-- BEGIN --

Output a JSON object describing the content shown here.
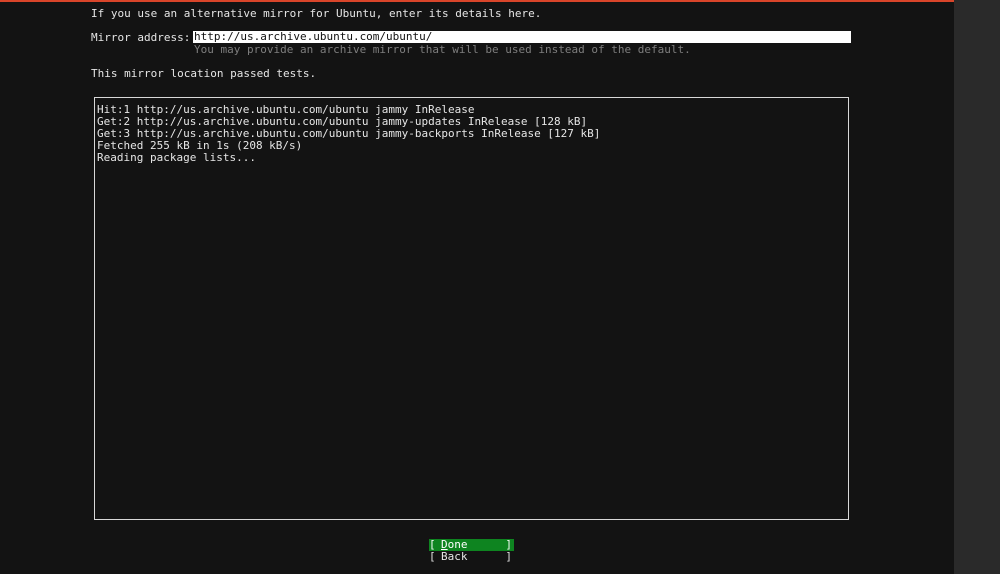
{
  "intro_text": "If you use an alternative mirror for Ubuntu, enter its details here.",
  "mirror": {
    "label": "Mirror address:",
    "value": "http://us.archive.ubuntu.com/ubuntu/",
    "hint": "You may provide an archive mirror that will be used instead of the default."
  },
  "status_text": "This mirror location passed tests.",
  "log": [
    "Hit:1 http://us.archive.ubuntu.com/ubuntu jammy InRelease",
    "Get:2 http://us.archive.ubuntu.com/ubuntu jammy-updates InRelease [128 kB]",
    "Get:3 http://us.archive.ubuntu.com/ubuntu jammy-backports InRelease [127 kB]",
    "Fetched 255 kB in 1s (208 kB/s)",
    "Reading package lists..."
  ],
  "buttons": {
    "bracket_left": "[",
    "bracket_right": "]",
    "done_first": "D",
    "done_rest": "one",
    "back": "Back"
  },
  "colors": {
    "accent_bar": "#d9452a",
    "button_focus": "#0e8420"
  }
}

-- END --

Within the entries above, work out how many lines contain the word "InRelease". The number alone is the answer.

Task response
3